(Dataset rows about figures)
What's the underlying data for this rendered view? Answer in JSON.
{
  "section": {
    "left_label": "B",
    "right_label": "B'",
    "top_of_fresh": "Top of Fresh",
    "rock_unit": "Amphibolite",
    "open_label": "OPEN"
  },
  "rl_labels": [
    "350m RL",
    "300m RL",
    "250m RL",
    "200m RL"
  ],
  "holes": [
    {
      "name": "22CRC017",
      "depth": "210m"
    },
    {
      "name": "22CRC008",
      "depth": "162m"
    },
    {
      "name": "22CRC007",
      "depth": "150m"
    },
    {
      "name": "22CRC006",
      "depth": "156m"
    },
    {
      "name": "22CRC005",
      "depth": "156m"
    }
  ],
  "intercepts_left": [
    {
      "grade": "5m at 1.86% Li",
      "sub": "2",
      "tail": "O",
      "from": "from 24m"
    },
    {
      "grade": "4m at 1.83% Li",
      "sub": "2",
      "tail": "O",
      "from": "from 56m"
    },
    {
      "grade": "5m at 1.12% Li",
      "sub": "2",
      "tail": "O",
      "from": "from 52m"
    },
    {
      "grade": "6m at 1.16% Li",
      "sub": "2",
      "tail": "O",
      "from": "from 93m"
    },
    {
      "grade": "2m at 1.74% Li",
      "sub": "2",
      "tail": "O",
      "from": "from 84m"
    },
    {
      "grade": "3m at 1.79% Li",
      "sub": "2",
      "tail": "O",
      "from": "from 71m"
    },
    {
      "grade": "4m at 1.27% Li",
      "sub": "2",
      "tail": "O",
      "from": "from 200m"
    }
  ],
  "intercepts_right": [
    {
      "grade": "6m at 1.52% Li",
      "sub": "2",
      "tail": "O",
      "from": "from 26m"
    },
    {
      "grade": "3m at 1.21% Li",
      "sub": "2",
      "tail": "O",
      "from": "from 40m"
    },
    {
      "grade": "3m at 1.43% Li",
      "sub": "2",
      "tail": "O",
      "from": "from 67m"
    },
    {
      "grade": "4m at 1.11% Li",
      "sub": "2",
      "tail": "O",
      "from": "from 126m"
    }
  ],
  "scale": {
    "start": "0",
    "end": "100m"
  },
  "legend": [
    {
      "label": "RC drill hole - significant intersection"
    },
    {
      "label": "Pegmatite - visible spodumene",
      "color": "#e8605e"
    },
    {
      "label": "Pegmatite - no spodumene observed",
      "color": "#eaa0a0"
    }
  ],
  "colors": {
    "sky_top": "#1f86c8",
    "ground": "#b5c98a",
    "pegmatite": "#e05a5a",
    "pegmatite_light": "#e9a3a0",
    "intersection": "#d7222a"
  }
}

What is needed:
Every record should be repeated exactly; please leave none out.

Exercise response:
What's the underlying data for this rendered view? Answer in JSON.
{
  "section": {
    "left_label": "B",
    "right_label": "B'",
    "top_of_fresh": "Top of Fresh",
    "rock_unit": "Amphibolite",
    "open_label": "OPEN"
  },
  "rl_labels": [
    "350m RL",
    "300m RL",
    "250m RL",
    "200m RL"
  ],
  "holes": [
    {
      "name": "22CRC017",
      "depth": "210m"
    },
    {
      "name": "22CRC008",
      "depth": "162m"
    },
    {
      "name": "22CRC007",
      "depth": "150m"
    },
    {
      "name": "22CRC006",
      "depth": "156m"
    },
    {
      "name": "22CRC005",
      "depth": "156m"
    }
  ],
  "intercepts_left": [
    {
      "grade": "5m at 1.86% Li",
      "sub": "2",
      "tail": "O",
      "from": "from 24m"
    },
    {
      "grade": "4m at 1.83% Li",
      "sub": "2",
      "tail": "O",
      "from": "from 56m"
    },
    {
      "grade": "5m at 1.12% Li",
      "sub": "2",
      "tail": "O",
      "from": "from 52m"
    },
    {
      "grade": "6m at 1.16% Li",
      "sub": "2",
      "tail": "O",
      "from": "from 93m"
    },
    {
      "grade": "2m at 1.74% Li",
      "sub": "2",
      "tail": "O",
      "from": "from 84m"
    },
    {
      "grade": "3m at 1.79% Li",
      "sub": "2",
      "tail": "O",
      "from": "from 71m"
    },
    {
      "grade": "4m at 1.27% Li",
      "sub": "2",
      "tail": "O",
      "from": "from 200m"
    }
  ],
  "intercepts_right": [
    {
      "grade": "6m at 1.52% Li",
      "sub": "2",
      "tail": "O",
      "from": "from 26m"
    },
    {
      "grade": "3m at 1.21% Li",
      "sub": "2",
      "tail": "O",
      "from": "from 40m"
    },
    {
      "grade": "3m at 1.43% Li",
      "sub": "2",
      "tail": "O",
      "from": "from 67m"
    },
    {
      "grade": "4m at 1.11% Li",
      "sub": "2",
      "tail": "O",
      "from": "from 126m"
    }
  ],
  "scale": {
    "start": "0",
    "end": "100m"
  },
  "legend": [
    {
      "label": "RC drill hole - significant intersection"
    },
    {
      "label": "Pegmatite - visible spodumene",
      "color": "#e8605e"
    },
    {
      "label": "Pegmatite - no spodumene observed",
      "color": "#eaa0a0"
    }
  ],
  "colors": {
    "sky_top": "#1f86c8",
    "ground": "#b5c98a",
    "pegmatite": "#e05a5a",
    "pegmatite_light": "#e9a3a0",
    "intersection": "#d7222a"
  }
}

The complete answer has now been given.